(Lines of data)
————

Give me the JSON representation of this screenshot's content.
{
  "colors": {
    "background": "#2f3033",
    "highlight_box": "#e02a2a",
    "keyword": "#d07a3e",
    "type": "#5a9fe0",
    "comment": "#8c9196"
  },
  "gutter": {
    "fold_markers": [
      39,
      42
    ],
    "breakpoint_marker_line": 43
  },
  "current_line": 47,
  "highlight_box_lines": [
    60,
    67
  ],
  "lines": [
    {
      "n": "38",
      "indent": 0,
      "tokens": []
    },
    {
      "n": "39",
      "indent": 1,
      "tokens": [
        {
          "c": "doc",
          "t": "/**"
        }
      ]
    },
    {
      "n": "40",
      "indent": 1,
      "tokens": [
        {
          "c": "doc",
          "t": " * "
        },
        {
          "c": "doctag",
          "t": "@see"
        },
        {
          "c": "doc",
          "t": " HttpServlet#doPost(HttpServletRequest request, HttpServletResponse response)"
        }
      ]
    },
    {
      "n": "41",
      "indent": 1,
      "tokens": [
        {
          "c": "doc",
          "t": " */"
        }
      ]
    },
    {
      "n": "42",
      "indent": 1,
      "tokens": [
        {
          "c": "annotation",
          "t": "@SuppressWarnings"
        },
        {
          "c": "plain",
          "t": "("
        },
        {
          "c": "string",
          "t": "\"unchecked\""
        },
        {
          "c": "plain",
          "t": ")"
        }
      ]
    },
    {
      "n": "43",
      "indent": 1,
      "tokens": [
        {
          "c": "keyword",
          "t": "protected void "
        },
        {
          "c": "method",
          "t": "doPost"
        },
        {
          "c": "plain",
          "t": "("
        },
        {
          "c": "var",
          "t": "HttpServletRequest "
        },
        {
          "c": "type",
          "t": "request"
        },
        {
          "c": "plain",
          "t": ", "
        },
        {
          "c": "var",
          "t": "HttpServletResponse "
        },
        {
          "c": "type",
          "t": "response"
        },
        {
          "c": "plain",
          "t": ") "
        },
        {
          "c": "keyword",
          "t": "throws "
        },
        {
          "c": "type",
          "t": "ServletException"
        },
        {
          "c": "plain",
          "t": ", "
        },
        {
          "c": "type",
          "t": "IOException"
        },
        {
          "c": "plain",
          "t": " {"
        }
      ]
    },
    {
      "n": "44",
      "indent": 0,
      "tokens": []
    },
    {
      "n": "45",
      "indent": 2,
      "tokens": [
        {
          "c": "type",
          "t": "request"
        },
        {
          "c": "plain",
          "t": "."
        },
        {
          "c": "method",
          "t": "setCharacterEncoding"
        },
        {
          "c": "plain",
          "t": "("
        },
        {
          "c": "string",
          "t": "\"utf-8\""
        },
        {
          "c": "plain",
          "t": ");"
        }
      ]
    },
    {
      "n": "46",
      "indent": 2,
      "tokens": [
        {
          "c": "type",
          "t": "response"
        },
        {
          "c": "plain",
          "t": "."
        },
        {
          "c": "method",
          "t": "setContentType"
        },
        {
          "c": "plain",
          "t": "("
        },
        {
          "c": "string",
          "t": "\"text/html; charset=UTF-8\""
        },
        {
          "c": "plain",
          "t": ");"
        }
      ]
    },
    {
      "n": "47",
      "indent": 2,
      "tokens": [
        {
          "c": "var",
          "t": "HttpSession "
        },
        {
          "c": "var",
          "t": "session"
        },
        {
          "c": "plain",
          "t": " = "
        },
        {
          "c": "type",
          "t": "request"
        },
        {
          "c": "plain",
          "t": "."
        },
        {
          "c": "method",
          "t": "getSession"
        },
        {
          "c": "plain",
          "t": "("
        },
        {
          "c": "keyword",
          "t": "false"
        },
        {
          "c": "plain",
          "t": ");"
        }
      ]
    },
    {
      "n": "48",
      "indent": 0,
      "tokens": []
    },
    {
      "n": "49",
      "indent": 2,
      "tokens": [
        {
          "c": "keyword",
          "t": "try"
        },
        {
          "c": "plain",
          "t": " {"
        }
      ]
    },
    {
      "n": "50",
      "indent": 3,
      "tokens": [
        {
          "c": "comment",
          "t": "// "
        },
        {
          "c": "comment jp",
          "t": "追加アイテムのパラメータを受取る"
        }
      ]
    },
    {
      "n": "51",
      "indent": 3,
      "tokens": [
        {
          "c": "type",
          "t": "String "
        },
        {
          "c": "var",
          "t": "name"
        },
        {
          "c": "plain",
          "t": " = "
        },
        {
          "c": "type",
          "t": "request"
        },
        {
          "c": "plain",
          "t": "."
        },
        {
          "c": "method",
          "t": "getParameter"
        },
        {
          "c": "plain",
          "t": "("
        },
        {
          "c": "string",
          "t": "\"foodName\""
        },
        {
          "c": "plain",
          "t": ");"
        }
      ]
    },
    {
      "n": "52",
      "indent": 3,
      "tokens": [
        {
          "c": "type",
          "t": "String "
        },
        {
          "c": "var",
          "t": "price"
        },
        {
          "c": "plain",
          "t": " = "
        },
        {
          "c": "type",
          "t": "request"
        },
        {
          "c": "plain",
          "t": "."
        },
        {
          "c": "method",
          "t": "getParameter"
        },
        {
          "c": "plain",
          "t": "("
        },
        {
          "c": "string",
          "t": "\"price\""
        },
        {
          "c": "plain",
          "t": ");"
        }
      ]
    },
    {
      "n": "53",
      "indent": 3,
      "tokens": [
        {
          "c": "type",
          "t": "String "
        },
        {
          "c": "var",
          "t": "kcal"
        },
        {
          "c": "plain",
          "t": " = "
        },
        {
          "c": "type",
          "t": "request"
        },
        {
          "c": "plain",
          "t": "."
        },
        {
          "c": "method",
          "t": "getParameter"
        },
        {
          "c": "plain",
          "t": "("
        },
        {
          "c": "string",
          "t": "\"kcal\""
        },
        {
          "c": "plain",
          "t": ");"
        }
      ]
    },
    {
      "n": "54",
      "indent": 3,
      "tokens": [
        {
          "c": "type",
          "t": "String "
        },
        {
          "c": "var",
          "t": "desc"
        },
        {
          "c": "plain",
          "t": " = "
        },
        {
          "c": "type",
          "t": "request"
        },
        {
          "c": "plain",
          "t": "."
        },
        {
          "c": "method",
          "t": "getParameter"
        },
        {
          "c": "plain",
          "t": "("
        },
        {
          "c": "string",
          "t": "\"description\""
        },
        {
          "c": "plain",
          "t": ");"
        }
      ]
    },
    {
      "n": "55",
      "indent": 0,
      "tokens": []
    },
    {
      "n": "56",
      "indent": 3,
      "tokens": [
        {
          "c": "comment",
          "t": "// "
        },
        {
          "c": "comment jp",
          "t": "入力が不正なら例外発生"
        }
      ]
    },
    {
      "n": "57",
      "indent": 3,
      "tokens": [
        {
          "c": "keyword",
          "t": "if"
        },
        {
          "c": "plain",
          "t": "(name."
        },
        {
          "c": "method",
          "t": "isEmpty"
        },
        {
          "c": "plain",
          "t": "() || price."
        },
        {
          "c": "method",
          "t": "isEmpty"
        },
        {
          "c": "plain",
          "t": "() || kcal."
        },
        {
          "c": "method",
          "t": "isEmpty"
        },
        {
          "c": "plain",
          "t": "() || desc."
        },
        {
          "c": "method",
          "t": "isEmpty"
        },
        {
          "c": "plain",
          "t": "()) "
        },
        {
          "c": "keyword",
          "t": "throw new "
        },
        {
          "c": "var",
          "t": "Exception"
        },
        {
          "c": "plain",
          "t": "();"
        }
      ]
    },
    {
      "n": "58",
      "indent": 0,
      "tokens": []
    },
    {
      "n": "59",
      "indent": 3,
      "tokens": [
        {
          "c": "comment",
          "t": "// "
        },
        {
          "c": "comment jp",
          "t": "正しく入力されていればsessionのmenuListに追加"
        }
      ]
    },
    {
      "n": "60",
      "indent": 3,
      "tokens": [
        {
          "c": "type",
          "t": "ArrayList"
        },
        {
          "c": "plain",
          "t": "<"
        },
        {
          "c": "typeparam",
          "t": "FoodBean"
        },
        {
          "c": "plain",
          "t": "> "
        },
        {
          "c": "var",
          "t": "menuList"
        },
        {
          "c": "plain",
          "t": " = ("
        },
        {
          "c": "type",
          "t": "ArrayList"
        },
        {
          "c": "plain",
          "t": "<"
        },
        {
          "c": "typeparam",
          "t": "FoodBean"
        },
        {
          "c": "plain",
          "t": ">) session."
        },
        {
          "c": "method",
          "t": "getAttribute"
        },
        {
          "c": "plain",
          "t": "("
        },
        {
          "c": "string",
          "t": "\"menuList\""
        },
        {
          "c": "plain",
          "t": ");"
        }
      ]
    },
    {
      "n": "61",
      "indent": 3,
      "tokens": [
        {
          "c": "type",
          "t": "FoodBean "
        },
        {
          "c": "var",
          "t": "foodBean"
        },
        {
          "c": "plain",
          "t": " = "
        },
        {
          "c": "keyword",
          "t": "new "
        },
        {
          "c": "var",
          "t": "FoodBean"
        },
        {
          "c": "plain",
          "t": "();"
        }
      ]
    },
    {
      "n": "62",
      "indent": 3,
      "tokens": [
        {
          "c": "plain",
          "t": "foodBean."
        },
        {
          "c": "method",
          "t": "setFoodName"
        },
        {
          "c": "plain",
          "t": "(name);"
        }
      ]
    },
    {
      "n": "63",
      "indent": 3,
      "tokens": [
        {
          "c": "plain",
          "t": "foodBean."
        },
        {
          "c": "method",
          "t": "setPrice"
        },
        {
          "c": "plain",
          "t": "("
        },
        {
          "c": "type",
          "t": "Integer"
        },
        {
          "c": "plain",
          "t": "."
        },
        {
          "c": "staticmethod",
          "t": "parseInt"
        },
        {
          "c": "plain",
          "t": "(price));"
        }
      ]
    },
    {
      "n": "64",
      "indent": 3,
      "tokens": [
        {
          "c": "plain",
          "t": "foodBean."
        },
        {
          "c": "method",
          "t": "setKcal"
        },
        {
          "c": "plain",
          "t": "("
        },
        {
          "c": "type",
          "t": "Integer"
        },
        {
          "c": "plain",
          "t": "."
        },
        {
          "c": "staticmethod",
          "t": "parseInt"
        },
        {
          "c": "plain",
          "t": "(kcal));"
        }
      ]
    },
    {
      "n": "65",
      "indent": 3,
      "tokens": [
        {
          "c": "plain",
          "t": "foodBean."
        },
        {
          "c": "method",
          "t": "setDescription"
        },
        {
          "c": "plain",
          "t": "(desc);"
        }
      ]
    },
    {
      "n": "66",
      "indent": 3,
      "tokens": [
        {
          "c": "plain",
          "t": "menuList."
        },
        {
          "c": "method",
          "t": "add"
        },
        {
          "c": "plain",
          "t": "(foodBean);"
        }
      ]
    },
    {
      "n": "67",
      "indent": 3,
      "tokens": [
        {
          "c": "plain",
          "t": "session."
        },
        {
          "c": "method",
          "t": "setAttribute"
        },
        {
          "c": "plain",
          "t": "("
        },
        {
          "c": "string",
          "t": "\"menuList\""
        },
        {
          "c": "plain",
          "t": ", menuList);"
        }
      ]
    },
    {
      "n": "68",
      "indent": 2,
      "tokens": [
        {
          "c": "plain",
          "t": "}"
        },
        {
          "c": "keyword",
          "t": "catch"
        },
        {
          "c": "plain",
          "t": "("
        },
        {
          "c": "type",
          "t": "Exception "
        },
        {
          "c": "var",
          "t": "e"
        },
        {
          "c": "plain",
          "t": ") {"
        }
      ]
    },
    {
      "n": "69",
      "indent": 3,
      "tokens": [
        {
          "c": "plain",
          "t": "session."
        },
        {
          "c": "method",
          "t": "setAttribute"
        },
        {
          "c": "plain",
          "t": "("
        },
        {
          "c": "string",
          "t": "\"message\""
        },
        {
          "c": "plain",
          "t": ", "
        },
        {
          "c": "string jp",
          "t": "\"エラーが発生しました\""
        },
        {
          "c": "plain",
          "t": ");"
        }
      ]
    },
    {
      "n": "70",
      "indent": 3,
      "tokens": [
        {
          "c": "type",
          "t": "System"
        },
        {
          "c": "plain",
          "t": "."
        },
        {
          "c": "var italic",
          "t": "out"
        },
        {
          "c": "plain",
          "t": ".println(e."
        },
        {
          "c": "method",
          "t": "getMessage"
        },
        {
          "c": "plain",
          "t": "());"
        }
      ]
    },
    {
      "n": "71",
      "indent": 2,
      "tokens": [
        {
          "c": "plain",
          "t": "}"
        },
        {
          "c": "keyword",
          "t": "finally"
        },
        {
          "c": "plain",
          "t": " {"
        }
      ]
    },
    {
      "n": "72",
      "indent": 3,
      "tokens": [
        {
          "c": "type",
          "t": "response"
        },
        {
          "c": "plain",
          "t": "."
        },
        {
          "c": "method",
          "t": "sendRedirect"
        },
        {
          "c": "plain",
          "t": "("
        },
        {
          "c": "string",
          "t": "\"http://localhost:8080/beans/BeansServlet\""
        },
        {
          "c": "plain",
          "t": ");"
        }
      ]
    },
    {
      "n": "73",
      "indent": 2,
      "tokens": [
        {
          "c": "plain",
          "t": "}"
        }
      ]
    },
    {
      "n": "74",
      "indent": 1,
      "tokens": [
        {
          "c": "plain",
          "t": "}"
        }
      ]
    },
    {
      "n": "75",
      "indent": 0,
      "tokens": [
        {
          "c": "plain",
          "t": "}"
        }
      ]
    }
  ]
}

————

◆ WORK REQUIRED: Give only the number of lines in the records that include the word "doPost".

◆ OUTPUT BELOW: 2